SET PROBLEM: Take the line that has "Convert this screenshot" in it and every line after it to the end of the entries, and reproduce them exactly.

»»

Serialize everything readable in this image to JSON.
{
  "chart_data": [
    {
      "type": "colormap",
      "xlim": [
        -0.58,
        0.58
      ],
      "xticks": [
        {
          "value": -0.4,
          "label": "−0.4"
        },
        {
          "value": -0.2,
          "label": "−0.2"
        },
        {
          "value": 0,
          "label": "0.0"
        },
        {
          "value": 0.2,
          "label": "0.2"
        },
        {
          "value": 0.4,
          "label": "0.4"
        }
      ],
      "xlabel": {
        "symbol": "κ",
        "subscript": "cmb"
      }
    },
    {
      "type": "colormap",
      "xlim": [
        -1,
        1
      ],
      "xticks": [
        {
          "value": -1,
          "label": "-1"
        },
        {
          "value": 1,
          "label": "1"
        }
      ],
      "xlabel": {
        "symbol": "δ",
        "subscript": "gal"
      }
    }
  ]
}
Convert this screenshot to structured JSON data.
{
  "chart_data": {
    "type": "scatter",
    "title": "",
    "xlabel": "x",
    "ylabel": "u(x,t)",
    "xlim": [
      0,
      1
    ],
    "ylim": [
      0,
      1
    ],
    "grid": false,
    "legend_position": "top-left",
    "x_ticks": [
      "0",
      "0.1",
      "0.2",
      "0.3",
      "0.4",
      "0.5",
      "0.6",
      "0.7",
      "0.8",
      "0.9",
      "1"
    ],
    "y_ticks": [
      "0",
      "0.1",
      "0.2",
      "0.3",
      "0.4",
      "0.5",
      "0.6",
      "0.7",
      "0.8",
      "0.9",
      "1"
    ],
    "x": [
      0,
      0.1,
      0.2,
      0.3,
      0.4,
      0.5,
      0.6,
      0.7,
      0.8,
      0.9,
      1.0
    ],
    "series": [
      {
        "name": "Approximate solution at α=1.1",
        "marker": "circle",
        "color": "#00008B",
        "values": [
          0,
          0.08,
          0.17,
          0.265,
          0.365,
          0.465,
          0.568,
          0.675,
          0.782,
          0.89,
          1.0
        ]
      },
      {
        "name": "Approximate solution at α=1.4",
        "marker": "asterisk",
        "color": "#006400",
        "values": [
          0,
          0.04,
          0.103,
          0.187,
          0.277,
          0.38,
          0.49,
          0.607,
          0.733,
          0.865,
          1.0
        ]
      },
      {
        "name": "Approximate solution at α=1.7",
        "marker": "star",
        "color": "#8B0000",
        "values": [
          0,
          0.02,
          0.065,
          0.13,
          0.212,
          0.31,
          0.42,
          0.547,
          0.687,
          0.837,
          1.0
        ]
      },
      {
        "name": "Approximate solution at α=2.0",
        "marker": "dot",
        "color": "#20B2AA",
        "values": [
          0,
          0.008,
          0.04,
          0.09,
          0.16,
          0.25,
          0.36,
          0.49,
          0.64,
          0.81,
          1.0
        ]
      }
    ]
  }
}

««

RESPONSE TO THE EXERCISE:
Convert this screenshot to structured JSON data.
{
  "chart_data": {
    "type": "scatter",
    "title": "",
    "xlabel": "x",
    "ylabel": "u(x,t)",
    "xlim": [
      0,
      1
    ],
    "ylim": [
      0,
      1
    ],
    "grid": false,
    "legend_position": "top-left",
    "x_ticks": [
      "0",
      "0.1",
      "0.2",
      "0.3",
      "0.4",
      "0.5",
      "0.6",
      "0.7",
      "0.8",
      "0.9",
      "1"
    ],
    "y_ticks": [
      "0",
      "0.1",
      "0.2",
      "0.3",
      "0.4",
      "0.5",
      "0.6",
      "0.7",
      "0.8",
      "0.9",
      "1"
    ],
    "x": [
      0,
      0.1,
      0.2,
      0.3,
      0.4,
      0.5,
      0.6,
      0.7,
      0.8,
      0.9,
      1.0
    ],
    "series": [
      {
        "name": "Approximate solution at α=1.1",
        "marker": "circle",
        "color": "#00008B",
        "values": [
          0,
          0.08,
          0.17,
          0.265,
          0.365,
          0.465,
          0.568,
          0.675,
          0.782,
          0.89,
          1.0
        ]
      },
      {
        "name": "Approximate solution at α=1.4",
        "marker": "asterisk",
        "color": "#006400",
        "values": [
          0,
          0.04,
          0.103,
          0.187,
          0.277,
          0.38,
          0.49,
          0.607,
          0.733,
          0.865,
          1.0
        ]
      },
      {
        "name": "Approximate solution at α=1.7",
        "marker": "star",
        "color": "#8B0000",
        "values": [
          0,
          0.02,
          0.065,
          0.13,
          0.212,
          0.31,
          0.42,
          0.547,
          0.687,
          0.837,
          1.0
        ]
      },
      {
        "name": "Approximate solution at α=2.0",
        "marker": "dot",
        "color": "#20B2AA",
        "values": [
          0,
          0.008,
          0.04,
          0.09,
          0.16,
          0.25,
          0.36,
          0.49,
          0.64,
          0.81,
          1.0
        ]
      }
    ]
  }
}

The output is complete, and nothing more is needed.